**WHAT YOU WILL DO:** Print the data that follows exactly.

-- Begin TASK INPUTS --

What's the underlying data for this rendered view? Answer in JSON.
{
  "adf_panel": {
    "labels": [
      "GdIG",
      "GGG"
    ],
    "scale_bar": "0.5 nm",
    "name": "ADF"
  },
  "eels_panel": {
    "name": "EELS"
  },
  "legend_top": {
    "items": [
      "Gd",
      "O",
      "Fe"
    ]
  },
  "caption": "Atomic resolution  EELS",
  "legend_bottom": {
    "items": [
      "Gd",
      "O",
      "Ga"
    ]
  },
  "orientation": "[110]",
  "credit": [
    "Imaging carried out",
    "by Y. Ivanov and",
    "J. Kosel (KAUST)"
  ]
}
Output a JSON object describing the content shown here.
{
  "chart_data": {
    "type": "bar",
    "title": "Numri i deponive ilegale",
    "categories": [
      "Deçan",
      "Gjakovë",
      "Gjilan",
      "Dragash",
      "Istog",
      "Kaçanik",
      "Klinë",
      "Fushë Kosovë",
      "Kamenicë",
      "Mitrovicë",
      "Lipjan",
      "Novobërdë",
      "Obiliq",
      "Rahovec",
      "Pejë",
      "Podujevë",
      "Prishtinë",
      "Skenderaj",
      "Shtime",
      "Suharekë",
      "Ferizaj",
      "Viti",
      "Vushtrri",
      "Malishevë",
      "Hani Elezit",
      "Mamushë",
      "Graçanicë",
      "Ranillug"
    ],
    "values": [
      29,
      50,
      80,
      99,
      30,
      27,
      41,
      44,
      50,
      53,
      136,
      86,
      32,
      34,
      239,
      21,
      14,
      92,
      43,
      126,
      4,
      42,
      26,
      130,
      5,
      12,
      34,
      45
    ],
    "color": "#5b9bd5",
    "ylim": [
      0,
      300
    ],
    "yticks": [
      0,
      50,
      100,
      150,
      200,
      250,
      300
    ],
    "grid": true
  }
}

-- End TASK INPUTS --

**WORKED ANSWER:**
What's the underlying data for this rendered view? Answer in JSON.
{
  "adf_panel": {
    "labels": [
      "GdIG",
      "GGG"
    ],
    "scale_bar": "0.5 nm",
    "name": "ADF"
  },
  "eels_panel": {
    "name": "EELS"
  },
  "legend_top": {
    "items": [
      "Gd",
      "O",
      "Fe"
    ]
  },
  "caption": "Atomic resolution  EELS",
  "legend_bottom": {
    "items": [
      "Gd",
      "O",
      "Ga"
    ]
  },
  "orientation": "[110]",
  "credit": [
    "Imaging carried out",
    "by Y. Ivanov and",
    "J. Kosel (KAUST)"
  ]
}
Output a JSON object describing the content shown here.
{
  "chart_data": {
    "type": "bar",
    "title": "Numri i deponive ilegale",
    "categories": [
      "Deçan",
      "Gjakovë",
      "Gjilan",
      "Dragash",
      "Istog",
      "Kaçanik",
      "Klinë",
      "Fushë Kosovë",
      "Kamenicë",
      "Mitrovicë",
      "Lipjan",
      "Novobërdë",
      "Obiliq",
      "Rahovec",
      "Pejë",
      "Podujevë",
      "Prishtinë",
      "Skenderaj",
      "Shtime",
      "Suharekë",
      "Ferizaj",
      "Viti",
      "Vushtrri",
      "Malishevë",
      "Hani Elezit",
      "Mamushë",
      "Graçanicë",
      "Ranillug"
    ],
    "values": [
      29,
      50,
      80,
      99,
      30,
      27,
      41,
      44,
      50,
      53,
      136,
      86,
      32,
      34,
      239,
      21,
      14,
      92,
      43,
      126,
      4,
      42,
      26,
      130,
      5,
      12,
      34,
      45
    ],
    "color": "#5b9bd5",
    "ylim": [
      0,
      300
    ],
    "yticks": [
      0,
      50,
      100,
      150,
      200,
      250,
      300
    ],
    "grid": true
  }
}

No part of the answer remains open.